→ **WORKING DATA**
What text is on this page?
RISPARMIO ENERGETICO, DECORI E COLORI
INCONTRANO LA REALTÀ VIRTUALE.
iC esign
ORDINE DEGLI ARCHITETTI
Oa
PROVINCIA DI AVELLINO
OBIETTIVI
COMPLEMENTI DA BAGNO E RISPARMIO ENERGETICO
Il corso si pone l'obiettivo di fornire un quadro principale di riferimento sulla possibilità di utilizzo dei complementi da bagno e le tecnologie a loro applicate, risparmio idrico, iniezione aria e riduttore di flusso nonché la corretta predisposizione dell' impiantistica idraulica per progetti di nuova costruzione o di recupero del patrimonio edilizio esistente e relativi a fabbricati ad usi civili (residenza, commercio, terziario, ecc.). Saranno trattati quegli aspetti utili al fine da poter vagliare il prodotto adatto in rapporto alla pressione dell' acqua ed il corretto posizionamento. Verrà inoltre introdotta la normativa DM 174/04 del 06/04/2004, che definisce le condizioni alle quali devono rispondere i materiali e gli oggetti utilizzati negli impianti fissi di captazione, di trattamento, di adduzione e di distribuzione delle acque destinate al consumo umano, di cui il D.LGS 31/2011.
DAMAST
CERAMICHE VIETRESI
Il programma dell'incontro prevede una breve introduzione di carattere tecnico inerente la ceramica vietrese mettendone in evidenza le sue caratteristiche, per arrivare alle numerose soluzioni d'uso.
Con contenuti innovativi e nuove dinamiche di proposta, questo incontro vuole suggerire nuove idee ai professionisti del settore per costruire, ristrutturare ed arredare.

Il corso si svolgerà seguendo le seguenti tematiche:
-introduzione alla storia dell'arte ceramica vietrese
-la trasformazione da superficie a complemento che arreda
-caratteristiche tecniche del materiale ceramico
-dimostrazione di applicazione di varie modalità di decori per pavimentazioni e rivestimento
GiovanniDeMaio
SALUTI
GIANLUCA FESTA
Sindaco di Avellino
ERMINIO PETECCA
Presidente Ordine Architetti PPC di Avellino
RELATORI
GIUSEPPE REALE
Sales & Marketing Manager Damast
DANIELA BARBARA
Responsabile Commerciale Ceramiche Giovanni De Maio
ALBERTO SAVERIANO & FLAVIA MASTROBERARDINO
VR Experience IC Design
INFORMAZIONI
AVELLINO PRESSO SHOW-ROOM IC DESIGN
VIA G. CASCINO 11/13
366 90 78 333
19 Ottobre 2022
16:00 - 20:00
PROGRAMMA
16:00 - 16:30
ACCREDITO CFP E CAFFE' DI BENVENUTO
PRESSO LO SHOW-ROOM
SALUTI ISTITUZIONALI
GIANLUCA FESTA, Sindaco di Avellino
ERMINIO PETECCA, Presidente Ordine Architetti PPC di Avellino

→ **WORK TO DO**
Copy every record exactly as presented.

→ **THE RESPONSE**
What text is on this page?
RISPARMIO ENERGETICO, DECORI E COLORI
INCONTRANO LA REALTÀ VIRTUALE.
iC esign
ORDINE DEGLI ARCHITETTI
Oa
PROVINCIA DI AVELLINO
OBIETTIVI
COMPLEMENTI DA BAGNO E RISPARMIO ENERGETICO
Il corso si pone l'obiettivo di fornire un quadro principale di riferimento sulla possibilità di utilizzo dei complementi da bagno e le tecnologie a loro applicate, risparmio idrico, iniezione aria e riduttore di flusso nonché la corretta predisposizione dell' impiantistica idraulica per progetti di nuova costruzione o di recupero del patrimonio edilizio esistente e relativi a fabbricati ad usi civili (residenza, commercio, terziario, ecc.). Saranno trattati quegli aspetti utili al fine da poter vagliare il prodotto adatto in rapporto alla pressione dell' acqua ed il corretto posizionamento. Verrà inoltre introdotta la normativa DM 174/04 del 06/04/2004, che definisce le condizioni alle quali devono rispondere i materiali e gli oggetti utilizzati negli impianti fissi di captazione, di trattamento, di adduzione e di distribuzione delle acque destinate al consumo umano, di cui il D.LGS 31/2011.
DAMAST
CERAMICHE VIETRESI
Il programma dell'incontro prevede una breve introduzione di carattere tecnico inerente la ceramica vietrese mettendone in evidenza le sue caratteristiche, per arrivare alle numerose soluzioni d'uso.
Con contenuti innovativi e nuove dinamiche di proposta, questo incontro vuole suggerire nuove idee ai professionisti del settore per costruire, ristrutturare ed arredare.

Il corso si svolgerà seguendo le seguenti tematiche:
-introduzione alla storia dell'arte ceramica vietrese
-la trasformazione da superficie a complemento che arreda
-caratteristiche tecniche del materiale ceramico
-dimostrazione di applicazione di varie modalità di decori per pavimentazioni e rivestimento
GiovanniDeMaio
SALUTI
GIANLUCA FESTA
Sindaco di Avellino
ERMINIO PETECCA
Presidente Ordine Architetti PPC di Avellino
RELATORI
GIUSEPPE REALE
Sales & Marketing Manager Damast
DANIELA BARBARA
Responsabile Commerciale Ceramiche Giovanni De Maio
ALBERTO SAVERIANO & FLAVIA MASTROBERARDINO
VR Experience IC Design
INFORMAZIONI
AVELLINO PRESSO SHOW-ROOM IC DESIGN
VIA G. CASCINO 11/13
366 90 78 333
19 Ottobre 2022
16:00 - 20:00
PROGRAMMA
16:00 - 16:30
ACCREDITO CFP E CAFFE' DI BENVENUTO
PRESSO LO SHOW-ROOM
SALUTI ISTITUZIONALI
GIANLUCA FESTA, Sindaco di Avellino
ERMINIO PETECCA, Presidente Ordine Architetti PPC di Avellino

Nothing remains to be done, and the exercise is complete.